#### EXCERPTED PASSAGE

Shapiro did not begin composing for wind band until she received an unexpected commission in 2007 from the U.S. Army TRADOC Band, resulting in "Homecoming". During the prior decade, her concert music catalog was comprised mainly works for acoustic chamber ensembles, as well as several electroacoustic works for soloists and duets. In his 2008 composer profile article on Alex Shapiro for Chamber Music America magazine, journalist and composer Kyle Gann wrote, "Shapiro has tech skills and style information that most classical composers can only wonder at...Trained for infinite versatility, she can write any kind of music she wants, and she writes only what she wants... Shapiro has a deep connection to nature, and an engaging and articulate personality that has gotten her multifariously involved in the new-classical-music world. She gets more performances than any one person could attend, and despite her nature wonderland she's socially inclined."

Among the 40 commercially released albums that include Shapiro's music are two devoted solely to her works: a compilation of her chamber music titled Notes From the Kelp (2007) and a recording of her solo piano works recorded by Adam Marks for the album Arcana (2020), both on Innova Recordings.

Calling on Shapiro's previous work in commercial media, in 2015 Clemson University commissioned her to create the music for the Clemson Tiger Band entrance video, projected  as the marching band enters Memorial Stadium for their halftime performances. The music continues to be used in 2025.

== Advocacy ==
Since 2014 Shapiro has been the Symphony and Concert Representative on the ASCAP Board of Directors, and is the first woman elected to that seat since the organization's founding in 1914. In 2015 she was elected to the board of The ASCAP Foundation and in 2022 became one of its four officers. From 2016 to 2019 Shapiro was ASCAP's elected representative on the executive committee of CIAM, the writer's council to CISAC, the global network of collective management companies. In 2009 Shapiro joined the ASCAP Symphony & Concert Committee, which she now co-chairs with classical music publisher ASCAP board member counterpart James Kendrick. Shapiro was elected as the concert music composer representative on the ASCAP Board of Review in 2010 and served until her 2014 election to the ASCAP Board of Directors.

########
#### DATA SHOWN

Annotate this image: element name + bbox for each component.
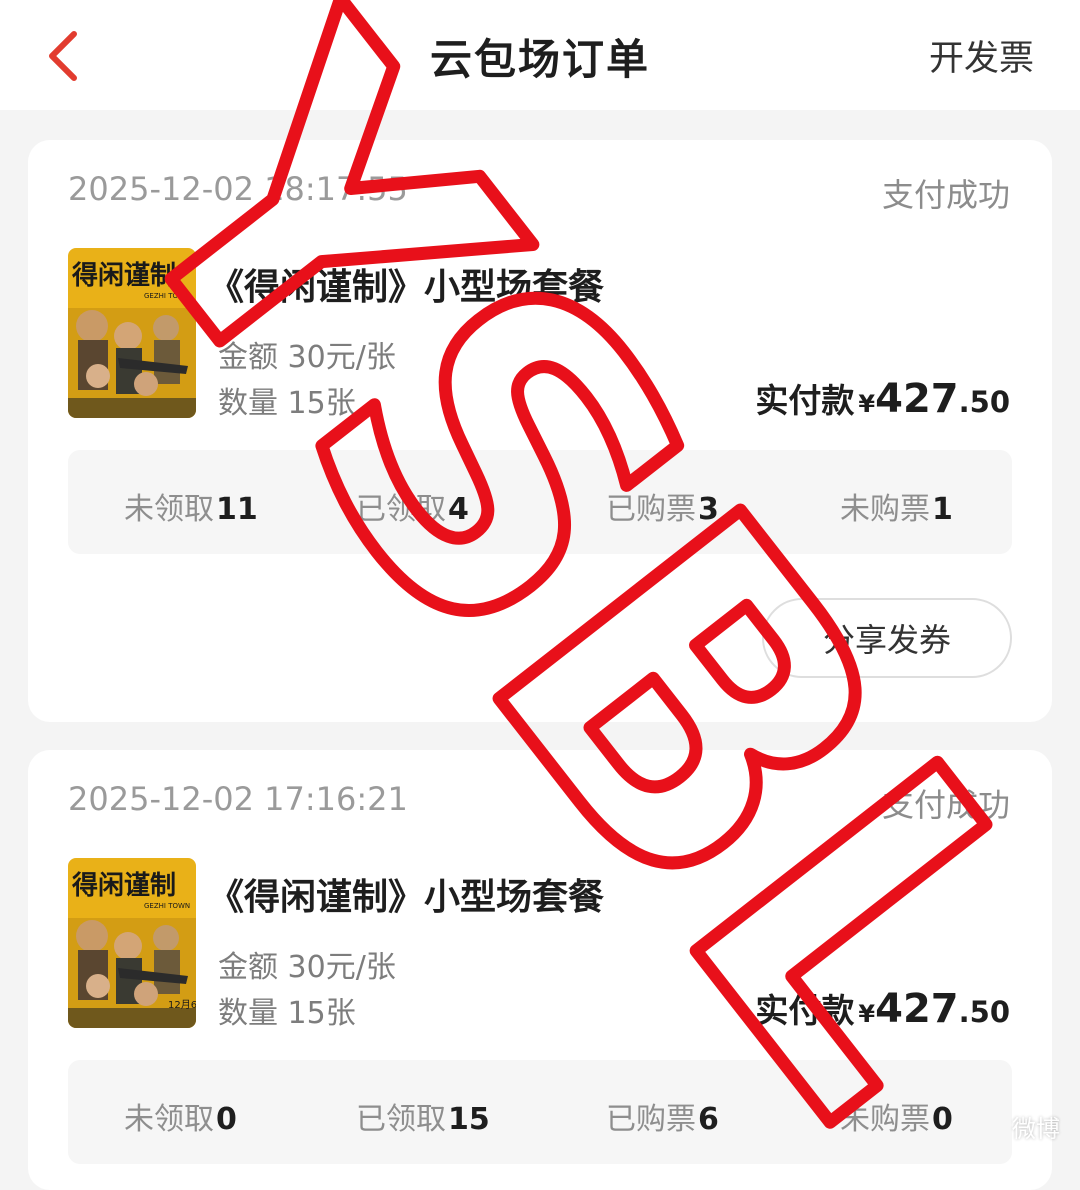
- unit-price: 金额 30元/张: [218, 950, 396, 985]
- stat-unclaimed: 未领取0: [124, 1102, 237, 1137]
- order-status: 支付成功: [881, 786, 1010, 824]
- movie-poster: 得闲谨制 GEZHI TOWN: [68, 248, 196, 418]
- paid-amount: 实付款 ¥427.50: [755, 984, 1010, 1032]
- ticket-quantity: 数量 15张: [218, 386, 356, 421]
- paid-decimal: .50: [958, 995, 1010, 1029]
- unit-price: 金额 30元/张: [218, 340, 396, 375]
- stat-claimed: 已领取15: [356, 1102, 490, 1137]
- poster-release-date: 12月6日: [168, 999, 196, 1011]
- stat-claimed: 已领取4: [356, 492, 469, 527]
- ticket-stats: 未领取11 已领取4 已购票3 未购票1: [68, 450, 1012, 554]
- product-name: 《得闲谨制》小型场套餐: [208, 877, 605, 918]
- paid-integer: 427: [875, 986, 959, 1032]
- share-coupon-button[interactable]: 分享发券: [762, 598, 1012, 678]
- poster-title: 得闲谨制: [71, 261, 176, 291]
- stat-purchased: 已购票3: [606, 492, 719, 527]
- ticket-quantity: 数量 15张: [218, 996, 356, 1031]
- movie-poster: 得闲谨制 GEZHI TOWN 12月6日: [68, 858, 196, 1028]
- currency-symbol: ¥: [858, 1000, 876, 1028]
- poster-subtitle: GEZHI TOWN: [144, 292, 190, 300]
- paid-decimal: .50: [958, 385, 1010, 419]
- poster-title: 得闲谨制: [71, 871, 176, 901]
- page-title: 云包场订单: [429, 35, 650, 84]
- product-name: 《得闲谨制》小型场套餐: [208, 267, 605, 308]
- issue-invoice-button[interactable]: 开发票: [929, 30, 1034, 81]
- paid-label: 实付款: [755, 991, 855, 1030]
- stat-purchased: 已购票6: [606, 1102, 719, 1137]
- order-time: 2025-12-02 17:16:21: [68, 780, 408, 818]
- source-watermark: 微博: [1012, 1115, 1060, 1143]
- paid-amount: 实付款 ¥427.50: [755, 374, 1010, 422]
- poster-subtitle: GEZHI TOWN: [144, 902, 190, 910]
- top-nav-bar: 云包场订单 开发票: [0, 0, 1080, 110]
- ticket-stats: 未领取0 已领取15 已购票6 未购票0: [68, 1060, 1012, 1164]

########

__DIRECTION 1__.
Check each statement against the passage on composer Alex Shapiro and answer yes or no, quoting the words that decide it: (a) Shapiro's first writing for wind band came from a 2007 commission by the U.S. Army TRADOC Band; (b) Shapiro became one of the four officers of The ASCAP Foundation in 2015; (c) the album Notes From the Kelp collects her solo piano works.
__DIRECTION 2__.
Take the passage on composer Alex Shapiro further, writing on from its final sentence.
The records have nothing to do with the tasks and can be left aside.

__TASK ANSWER 1__.
(a) Yes: "Shapiro did not begin composing for wind band until she received an unexpected commission in 2007 from the U.S. Army TRADOC Band."
(b) No: "In 2015 she was elected to the board of The ASCAP Foundation and in 2022 became one of its four officers."
(c) No: "a compilation of her chamber music titled Notes From the Kelp (2007)."

__TASK ANSWER 2__.
Shapiro was on the Board of Directors of the American Music Center from 2009 until 2011 when the organization shifted to become New Music USA, for which Shapiro was Chairperson of its Program Council from 2014 to 2017 and a frequent essayist to its online magazine NewMusicBox.

In 2021 Shapiro was initiated as an Honorary Brother of both Kappa Kappa Psi and Tau Beta Sigma, and is the recipient of the 2021 Tau Beta Sigma's Outstanding Service to Music Award.

== Film appearances ==
Shapiro appears in three of Michael Stillwater's films: Shining Night, In Search of the Great Song, which also includes some of her music, and Beyond the Fear of Singing.

== Additional interests ==
Shapiro's web presences are infused with her wildlife and landscape photography. Her photography was featured in the 2013 Spirit of Flight exhibit at Seattle's Museum of Flight, and was also on display at the San Juan Islands Museum of Art after being awarded a prize in the Ernest H. Brooks II  ‘Above and Beneath the Sea’ photo competition.

From 1983 to 1994, Shapiro was an avid amateur herpetologist and an active member of the Los Angeles chapter of The Southwestern Herpetologists Society. She cared for 40 different species of snakes, frogs and lizards, and bred Burmese pythons.

== Selected discography ==
- From a Deep Blue Sky, work included: Train of Thought. Tonsehen Records, 2023.
- Suspended, work included: Suspended. Mark Custom Records, 2022
- Arcana, works included: Spark; Slowly, Searching; Arcana; Piano Suite No. 1, The Resonance of Childhood; Intermezzo; Chord History; Luvina; Sonata for Piano. Innova Recordings, 2020.
- Double or Nothing, work included: Deep. Mark Custom Records, 2018.
- Everything Beautiful, works included: Liquid Compass; Tight Squeeze. Mark Custom Records, 2016.
- 250 Piano Pieces for Beethoven, work included: Chord History. Obst Records, 2016.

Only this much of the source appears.